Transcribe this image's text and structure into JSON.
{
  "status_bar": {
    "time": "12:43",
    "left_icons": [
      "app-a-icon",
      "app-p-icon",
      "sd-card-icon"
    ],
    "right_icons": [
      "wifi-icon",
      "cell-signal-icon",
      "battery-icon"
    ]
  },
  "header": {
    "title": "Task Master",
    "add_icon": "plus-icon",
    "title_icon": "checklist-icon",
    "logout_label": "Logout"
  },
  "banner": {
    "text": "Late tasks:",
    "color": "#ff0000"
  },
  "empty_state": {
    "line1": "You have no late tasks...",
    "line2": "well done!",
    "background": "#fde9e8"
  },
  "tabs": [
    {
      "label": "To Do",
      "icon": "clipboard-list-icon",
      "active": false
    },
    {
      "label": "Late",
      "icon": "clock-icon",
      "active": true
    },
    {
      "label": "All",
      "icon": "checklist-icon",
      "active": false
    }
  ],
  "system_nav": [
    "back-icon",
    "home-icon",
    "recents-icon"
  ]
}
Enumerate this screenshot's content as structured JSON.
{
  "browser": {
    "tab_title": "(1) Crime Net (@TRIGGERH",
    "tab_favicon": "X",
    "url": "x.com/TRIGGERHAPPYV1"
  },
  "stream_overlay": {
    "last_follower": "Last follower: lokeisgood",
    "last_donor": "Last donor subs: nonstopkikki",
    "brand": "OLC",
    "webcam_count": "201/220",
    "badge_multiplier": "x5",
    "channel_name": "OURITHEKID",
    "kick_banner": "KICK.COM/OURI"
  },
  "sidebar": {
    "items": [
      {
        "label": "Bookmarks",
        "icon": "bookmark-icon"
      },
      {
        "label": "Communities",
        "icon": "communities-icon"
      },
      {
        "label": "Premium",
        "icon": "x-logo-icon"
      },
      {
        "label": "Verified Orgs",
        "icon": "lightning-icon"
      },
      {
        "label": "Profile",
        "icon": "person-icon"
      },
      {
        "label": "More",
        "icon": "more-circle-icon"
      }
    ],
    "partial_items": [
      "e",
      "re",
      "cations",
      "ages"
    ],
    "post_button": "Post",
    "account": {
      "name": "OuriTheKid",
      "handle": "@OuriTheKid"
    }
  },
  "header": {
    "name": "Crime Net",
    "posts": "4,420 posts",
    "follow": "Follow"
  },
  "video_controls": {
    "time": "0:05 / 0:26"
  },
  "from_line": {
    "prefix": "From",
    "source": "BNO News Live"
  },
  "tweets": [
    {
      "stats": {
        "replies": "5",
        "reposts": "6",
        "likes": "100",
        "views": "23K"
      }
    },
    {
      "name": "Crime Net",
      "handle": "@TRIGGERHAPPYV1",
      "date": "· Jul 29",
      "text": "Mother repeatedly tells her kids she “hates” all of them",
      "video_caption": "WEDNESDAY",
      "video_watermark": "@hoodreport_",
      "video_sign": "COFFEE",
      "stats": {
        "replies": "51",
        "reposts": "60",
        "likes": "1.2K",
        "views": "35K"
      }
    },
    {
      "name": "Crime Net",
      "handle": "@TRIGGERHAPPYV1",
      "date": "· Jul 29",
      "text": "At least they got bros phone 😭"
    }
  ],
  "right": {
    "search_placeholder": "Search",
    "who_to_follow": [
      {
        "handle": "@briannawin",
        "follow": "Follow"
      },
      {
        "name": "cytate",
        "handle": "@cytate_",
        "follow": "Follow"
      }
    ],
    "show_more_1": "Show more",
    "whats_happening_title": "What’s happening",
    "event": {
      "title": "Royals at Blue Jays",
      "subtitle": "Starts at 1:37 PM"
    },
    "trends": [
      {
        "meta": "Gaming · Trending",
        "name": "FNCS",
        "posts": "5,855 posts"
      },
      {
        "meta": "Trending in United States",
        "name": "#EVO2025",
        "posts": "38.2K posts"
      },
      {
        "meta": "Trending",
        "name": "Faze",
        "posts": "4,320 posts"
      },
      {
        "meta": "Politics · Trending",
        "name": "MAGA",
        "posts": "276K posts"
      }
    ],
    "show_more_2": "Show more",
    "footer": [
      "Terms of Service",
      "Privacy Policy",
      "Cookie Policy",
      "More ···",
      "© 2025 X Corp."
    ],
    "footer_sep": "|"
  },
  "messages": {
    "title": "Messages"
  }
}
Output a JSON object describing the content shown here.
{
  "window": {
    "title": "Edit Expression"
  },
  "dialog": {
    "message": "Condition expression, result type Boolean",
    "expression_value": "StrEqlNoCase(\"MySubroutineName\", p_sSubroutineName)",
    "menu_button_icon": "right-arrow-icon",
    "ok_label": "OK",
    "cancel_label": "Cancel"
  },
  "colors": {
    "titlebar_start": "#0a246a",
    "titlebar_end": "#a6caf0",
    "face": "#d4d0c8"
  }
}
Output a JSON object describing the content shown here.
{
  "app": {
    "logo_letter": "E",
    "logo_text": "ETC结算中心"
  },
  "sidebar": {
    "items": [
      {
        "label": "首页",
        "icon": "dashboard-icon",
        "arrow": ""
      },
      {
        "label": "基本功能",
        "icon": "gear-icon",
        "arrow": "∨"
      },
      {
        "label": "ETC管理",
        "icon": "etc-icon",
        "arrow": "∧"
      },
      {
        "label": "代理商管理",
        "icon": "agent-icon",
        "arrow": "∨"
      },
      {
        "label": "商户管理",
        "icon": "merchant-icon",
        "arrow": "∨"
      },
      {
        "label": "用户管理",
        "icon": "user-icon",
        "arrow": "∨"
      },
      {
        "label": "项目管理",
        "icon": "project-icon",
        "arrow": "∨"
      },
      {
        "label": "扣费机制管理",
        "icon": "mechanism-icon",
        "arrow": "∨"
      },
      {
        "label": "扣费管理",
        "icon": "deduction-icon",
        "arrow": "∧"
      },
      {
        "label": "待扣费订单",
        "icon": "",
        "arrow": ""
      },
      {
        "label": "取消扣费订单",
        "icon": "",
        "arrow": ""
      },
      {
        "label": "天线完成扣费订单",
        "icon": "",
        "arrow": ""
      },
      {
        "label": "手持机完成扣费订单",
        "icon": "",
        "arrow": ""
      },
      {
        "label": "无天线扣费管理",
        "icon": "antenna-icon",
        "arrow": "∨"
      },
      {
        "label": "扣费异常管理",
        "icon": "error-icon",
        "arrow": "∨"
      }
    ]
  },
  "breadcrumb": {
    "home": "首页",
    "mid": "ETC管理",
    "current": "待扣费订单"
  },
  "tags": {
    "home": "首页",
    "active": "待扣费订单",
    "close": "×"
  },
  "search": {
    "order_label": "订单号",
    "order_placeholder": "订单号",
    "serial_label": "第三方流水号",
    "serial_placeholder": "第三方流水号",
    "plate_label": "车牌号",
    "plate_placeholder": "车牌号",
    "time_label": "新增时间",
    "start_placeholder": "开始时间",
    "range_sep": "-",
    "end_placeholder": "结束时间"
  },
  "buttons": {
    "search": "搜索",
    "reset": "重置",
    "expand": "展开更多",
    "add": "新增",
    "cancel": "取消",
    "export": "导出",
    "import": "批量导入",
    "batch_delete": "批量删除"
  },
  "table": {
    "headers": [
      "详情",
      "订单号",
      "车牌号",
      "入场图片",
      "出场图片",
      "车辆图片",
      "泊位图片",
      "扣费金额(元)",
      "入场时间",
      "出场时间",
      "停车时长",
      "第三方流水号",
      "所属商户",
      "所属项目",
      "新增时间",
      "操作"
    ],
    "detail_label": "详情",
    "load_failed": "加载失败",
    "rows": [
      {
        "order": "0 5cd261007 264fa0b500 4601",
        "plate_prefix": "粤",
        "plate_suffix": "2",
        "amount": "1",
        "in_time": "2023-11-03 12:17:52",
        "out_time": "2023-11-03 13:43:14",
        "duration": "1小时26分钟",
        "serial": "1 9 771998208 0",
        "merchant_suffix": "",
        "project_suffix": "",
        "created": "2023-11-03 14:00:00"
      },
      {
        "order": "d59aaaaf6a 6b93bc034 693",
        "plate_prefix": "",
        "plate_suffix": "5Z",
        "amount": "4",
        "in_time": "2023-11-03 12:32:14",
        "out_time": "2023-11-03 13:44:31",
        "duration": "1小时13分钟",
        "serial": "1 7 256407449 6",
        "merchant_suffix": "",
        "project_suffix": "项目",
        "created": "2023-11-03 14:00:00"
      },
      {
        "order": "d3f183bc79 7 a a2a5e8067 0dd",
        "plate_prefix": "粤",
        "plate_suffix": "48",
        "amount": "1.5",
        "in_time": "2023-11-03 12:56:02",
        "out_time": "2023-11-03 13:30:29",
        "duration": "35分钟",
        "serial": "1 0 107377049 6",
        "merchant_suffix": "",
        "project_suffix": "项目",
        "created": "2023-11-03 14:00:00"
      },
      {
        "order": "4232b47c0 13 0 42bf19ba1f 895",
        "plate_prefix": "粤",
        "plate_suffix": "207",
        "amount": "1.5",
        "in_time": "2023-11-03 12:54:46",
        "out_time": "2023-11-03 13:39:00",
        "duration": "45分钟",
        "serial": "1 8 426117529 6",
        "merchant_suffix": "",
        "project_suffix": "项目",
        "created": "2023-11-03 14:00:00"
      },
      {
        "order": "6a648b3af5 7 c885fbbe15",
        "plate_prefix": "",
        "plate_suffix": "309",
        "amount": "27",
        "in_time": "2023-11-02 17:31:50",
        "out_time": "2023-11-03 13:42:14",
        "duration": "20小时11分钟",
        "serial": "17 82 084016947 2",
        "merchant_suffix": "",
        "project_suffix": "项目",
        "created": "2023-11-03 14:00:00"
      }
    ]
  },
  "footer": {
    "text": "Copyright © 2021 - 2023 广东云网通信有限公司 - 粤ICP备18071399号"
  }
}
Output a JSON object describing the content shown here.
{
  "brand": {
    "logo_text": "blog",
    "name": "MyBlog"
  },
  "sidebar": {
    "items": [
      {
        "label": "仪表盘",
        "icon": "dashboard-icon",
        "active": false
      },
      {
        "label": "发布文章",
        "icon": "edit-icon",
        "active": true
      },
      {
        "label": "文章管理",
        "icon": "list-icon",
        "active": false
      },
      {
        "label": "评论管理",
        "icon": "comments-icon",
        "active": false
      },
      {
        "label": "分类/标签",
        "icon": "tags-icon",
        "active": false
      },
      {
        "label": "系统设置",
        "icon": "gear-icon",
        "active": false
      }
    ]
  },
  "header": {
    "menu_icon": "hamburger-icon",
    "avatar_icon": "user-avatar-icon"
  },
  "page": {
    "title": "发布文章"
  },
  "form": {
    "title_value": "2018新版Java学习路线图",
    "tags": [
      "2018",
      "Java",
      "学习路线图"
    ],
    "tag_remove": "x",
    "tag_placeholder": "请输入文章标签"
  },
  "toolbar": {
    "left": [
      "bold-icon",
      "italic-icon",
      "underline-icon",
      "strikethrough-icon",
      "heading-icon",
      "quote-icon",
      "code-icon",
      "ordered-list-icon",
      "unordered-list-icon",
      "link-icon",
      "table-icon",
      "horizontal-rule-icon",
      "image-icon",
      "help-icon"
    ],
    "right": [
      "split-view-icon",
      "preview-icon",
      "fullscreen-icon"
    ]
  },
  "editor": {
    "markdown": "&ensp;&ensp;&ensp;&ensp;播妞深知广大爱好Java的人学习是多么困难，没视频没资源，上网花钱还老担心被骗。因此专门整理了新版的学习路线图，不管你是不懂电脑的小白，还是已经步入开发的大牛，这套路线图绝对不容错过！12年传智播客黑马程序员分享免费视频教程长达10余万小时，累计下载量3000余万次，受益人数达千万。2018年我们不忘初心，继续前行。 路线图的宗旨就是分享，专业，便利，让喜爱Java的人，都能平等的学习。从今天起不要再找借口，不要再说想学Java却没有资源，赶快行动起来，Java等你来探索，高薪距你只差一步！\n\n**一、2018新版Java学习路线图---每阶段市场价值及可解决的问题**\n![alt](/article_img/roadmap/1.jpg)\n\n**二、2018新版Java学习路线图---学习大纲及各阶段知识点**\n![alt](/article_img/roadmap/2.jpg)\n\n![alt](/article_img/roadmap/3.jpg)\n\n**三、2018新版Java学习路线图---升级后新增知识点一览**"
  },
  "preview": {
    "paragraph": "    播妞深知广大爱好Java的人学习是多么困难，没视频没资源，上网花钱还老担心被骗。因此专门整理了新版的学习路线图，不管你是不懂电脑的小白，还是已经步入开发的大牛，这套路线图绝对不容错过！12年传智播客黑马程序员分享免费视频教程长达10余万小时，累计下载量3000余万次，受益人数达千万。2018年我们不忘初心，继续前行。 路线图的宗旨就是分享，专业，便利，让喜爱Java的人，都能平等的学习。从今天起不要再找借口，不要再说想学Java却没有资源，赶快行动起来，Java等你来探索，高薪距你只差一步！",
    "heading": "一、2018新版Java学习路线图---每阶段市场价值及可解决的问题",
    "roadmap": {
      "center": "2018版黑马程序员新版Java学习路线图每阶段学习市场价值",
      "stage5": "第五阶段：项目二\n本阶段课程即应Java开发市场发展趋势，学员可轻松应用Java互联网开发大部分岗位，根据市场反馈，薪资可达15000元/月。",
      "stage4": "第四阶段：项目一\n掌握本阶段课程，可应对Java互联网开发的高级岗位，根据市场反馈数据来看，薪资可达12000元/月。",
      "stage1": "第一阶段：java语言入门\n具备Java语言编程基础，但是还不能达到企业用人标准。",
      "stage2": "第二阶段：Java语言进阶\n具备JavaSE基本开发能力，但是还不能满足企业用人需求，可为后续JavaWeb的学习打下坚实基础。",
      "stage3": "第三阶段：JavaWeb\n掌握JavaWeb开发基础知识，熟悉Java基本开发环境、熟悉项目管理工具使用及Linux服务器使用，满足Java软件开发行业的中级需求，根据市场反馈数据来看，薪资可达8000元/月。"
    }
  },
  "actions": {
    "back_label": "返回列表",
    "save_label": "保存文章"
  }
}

+ + + +

▸ **TASK DETAILS**
Copy all lines from the listing that contain "受益人数达千万".

▸ **FINISHED ANSWER**
    "markdown": "&ensp;&ensp;&ensp;&ensp;播妞深知广大爱好Java的人学习是多么困难，没视频没资源，上网花钱还老担心被骗。因此专门整理了新版的学习路线图，不管你是不懂电脑的小白，还是已经步入开发的大牛，这套路线图绝对不容错过！12年传智播客黑马程序员分享免费视频教程长达10余万小时，累计下载量3000余万次，受益人数达千万。2018年我们不忘初心，继续前行。 路线图的宗旨就是分享，专业，便利，让喜爱Java的人，都能平等的学习。从今天起不要再找借口，不要再说想学Java却没有资源，赶快行动起来，Java等你来探索，高薪距你只差一步！\n\n**一、2018新版Java学习路线图---每阶段市场价值及可解决的问题**\n![alt](/article_img/roadmap/1.jpg)\n\n**二、2018新版Java学习路线图---学习大纲及各阶段知识点**\n![alt](/article_img/roadmap/2.jpg)\n\n![alt](/article_img/roadmap/3.jpg)\n\n**三、2018新版Java学习路线图---升级后新增知识点一览**"
    "paragraph": "    播妞深知广大爱好Java的人学习是多么困难，没视频没资源，上网花钱还老担心被骗。因此专门整理了新版的学习路线图，不管你是不懂电脑的小白，还是已经步入开发的大牛，这套路线图绝对不容错过！12年传智播客黑马程序员分享免费视频教程长达10余万小时，累计下载量3000余万次，受益人数达千万。2018年我们不忘初心，继续前行。 路线图的宗旨就是分享，专业，便利，让喜爱Java的人，都能平等的学习。从今天起不要再找借口，不要再说想学Java却没有资源，赶快行动起来，Java等你来探索，高薪距你只差一步！",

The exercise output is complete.